- _DIRECTIONS_: Pull out from the material below all lines with "aansluiting".

Recorded data
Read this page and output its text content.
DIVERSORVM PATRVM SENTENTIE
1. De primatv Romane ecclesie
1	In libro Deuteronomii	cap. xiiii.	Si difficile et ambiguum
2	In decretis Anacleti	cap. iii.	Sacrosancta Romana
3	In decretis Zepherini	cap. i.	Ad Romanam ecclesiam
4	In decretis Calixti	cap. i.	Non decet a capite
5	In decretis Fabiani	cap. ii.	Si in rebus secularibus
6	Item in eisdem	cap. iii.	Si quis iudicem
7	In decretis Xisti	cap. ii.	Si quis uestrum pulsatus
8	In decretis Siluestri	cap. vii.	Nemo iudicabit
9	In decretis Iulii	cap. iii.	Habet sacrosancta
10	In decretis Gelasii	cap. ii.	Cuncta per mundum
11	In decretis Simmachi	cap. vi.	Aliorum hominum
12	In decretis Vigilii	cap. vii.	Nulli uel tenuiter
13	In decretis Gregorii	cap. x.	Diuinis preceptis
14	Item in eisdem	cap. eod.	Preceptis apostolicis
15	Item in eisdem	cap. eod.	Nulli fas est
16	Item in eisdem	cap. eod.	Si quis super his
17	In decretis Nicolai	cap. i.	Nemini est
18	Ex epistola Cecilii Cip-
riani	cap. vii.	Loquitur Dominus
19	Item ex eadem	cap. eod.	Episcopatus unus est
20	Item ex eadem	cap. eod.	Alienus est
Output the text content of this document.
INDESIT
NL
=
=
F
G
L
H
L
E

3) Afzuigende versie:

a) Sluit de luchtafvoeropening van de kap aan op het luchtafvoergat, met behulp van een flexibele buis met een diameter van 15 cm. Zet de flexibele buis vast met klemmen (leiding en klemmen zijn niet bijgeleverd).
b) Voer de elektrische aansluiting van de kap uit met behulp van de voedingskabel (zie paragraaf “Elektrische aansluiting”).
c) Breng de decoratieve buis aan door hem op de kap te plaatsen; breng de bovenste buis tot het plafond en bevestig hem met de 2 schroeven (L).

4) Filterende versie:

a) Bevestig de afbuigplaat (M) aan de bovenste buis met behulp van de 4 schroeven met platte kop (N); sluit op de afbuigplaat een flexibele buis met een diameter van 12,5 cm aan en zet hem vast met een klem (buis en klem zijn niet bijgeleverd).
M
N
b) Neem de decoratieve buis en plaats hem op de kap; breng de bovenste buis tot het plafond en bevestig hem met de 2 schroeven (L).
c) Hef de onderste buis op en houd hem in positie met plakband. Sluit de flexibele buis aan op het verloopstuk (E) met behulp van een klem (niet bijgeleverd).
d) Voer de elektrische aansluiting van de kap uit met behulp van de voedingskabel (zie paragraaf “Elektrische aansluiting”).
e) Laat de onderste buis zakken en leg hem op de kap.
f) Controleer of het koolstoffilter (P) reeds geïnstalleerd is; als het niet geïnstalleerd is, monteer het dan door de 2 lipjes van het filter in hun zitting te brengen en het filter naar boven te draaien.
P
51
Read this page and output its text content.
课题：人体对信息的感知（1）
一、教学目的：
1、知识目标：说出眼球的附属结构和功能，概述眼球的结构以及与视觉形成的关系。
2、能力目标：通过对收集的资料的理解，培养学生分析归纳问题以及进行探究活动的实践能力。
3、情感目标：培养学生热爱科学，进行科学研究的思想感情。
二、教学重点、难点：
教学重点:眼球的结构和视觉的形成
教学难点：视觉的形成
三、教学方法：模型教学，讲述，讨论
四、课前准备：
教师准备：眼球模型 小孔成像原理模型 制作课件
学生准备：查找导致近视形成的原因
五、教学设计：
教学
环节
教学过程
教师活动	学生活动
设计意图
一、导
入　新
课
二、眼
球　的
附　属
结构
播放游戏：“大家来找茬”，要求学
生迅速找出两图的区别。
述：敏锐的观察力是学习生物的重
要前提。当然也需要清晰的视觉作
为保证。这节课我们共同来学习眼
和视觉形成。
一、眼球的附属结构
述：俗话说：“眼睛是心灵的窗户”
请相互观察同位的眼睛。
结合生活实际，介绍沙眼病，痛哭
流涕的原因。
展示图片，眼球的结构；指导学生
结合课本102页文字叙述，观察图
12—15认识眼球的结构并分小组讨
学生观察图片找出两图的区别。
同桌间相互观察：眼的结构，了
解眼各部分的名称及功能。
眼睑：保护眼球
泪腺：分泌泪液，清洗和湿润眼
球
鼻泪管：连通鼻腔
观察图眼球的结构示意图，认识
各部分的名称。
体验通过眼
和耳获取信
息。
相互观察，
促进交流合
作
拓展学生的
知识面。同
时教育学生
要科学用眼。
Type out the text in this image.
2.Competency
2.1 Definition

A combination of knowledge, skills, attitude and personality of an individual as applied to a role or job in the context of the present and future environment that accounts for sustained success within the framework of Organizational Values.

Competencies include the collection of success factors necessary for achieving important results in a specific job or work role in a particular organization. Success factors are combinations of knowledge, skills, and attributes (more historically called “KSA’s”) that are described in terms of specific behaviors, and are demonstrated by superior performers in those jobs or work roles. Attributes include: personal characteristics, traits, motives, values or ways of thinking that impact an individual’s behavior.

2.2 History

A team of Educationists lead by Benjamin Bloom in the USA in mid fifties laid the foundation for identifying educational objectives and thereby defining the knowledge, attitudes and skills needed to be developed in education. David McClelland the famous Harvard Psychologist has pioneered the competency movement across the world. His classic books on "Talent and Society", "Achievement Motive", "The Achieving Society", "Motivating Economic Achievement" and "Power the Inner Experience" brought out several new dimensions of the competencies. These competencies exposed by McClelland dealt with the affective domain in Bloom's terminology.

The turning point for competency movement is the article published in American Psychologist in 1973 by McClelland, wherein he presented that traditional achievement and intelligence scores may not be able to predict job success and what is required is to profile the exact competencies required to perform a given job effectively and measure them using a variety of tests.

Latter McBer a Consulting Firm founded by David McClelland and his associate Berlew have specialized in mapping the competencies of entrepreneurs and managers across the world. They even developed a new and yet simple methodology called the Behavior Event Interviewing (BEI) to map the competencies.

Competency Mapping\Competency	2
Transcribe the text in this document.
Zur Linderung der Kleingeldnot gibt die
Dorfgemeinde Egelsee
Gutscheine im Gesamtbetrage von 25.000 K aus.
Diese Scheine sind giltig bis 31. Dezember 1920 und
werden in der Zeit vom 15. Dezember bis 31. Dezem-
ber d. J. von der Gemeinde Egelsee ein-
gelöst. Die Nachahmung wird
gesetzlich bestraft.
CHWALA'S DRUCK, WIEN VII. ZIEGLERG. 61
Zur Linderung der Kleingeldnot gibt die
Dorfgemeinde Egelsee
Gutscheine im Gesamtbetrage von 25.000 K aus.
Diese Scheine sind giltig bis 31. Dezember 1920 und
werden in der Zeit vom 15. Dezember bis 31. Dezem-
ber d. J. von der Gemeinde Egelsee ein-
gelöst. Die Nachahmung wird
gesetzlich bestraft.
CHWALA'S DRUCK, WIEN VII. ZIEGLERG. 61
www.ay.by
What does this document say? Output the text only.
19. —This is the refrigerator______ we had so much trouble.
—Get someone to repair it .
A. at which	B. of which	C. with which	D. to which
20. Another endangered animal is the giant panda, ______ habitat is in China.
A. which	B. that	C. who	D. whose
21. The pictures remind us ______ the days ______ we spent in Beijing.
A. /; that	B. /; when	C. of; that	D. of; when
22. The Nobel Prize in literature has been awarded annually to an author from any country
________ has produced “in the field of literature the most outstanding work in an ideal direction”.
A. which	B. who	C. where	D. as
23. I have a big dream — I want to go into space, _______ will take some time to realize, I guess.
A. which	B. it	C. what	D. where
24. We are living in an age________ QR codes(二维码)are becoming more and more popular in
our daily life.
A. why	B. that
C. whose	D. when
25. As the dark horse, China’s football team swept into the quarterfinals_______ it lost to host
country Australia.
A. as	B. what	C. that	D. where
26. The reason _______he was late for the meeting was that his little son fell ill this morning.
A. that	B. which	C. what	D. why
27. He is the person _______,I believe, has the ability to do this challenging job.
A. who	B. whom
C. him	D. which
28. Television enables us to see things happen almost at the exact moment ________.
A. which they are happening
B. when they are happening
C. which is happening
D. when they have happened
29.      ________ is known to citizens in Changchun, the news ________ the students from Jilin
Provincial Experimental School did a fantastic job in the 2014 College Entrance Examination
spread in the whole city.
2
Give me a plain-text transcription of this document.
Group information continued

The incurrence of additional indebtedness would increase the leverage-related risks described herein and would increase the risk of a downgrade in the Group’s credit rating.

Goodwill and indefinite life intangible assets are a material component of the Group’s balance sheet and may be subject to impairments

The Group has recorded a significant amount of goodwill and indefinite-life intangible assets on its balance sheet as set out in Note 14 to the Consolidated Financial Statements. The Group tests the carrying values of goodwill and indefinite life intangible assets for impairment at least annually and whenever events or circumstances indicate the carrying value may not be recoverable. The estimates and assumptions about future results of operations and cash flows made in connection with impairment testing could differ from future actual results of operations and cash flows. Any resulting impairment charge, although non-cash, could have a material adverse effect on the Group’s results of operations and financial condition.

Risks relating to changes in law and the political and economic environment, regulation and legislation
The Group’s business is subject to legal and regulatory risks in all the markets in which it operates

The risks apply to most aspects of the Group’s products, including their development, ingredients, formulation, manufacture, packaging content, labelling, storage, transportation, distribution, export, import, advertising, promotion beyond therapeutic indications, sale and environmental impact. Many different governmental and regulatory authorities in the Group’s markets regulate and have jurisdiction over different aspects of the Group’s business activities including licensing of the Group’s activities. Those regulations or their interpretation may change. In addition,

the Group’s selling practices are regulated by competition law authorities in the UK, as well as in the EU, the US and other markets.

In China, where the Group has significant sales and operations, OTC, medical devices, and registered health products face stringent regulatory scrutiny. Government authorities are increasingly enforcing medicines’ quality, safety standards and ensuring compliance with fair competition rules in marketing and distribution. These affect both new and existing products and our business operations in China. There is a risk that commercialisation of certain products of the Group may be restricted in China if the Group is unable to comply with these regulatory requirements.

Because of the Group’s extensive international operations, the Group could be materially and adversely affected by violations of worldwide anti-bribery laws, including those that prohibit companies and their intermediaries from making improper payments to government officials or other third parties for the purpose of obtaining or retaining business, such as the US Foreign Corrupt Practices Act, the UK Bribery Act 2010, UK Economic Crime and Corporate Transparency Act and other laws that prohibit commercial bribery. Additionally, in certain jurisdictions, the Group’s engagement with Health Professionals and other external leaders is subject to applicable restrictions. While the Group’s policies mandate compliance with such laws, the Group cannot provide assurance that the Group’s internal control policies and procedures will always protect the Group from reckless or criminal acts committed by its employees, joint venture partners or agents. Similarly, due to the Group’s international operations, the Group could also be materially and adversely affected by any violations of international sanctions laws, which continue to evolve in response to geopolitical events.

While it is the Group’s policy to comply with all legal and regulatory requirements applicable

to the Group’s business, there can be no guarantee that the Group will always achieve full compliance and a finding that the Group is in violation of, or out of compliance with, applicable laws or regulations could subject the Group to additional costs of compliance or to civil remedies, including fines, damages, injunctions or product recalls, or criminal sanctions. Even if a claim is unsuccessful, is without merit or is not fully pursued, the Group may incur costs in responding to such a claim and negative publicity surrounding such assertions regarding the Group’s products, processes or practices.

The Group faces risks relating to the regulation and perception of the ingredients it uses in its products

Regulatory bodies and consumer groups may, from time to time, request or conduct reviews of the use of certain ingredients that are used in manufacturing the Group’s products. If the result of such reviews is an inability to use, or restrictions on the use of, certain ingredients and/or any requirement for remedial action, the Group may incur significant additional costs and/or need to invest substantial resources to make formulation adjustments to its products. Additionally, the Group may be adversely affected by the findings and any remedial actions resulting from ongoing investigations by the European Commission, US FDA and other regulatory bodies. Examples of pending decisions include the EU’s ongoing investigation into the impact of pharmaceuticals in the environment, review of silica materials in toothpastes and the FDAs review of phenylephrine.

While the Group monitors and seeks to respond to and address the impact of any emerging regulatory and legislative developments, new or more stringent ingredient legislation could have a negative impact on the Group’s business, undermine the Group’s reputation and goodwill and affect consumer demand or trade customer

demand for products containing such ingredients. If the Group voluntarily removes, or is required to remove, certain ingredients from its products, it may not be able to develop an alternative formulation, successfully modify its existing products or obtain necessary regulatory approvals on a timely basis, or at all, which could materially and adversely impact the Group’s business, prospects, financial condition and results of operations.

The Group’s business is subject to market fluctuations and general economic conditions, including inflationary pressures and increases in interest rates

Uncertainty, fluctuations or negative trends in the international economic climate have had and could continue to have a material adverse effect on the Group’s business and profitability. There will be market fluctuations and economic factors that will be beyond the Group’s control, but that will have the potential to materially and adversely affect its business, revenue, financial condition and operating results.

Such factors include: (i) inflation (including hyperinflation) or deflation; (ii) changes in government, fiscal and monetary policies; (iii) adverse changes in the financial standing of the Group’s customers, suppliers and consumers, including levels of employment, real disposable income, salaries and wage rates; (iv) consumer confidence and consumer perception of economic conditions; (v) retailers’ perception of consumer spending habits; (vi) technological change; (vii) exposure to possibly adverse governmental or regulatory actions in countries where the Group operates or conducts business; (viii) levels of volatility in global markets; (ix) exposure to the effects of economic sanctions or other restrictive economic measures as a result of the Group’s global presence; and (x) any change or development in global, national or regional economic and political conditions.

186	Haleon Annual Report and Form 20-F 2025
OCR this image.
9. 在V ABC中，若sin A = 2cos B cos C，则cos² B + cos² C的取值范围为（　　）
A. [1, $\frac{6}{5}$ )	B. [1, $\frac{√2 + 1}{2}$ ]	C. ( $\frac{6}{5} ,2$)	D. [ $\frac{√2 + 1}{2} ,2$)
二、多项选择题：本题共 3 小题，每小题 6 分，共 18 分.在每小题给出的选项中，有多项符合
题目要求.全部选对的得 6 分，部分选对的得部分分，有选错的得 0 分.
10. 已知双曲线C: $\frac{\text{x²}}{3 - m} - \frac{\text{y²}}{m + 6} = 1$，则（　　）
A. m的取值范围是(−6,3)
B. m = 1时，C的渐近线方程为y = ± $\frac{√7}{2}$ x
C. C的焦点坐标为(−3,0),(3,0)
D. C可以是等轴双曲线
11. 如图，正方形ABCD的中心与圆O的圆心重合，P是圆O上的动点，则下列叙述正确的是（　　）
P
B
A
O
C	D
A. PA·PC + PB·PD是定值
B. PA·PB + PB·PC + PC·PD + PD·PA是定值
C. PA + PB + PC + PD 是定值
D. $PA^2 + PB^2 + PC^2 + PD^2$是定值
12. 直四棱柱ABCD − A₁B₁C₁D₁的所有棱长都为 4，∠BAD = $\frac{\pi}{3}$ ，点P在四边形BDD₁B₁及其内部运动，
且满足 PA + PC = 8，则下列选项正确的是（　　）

- _OUTPUT FOR THIS EXERCISE_:
b) Voer de elektrische aansluiting van de kap uit met behulp van de voedingskabel (zie paragraaf “Elektrische aansluiting”).
d) Voer de elektrische aansluiting van de kap uit met behulp van de voedingskabel (zie paragraaf “Elektrische aansluiting”).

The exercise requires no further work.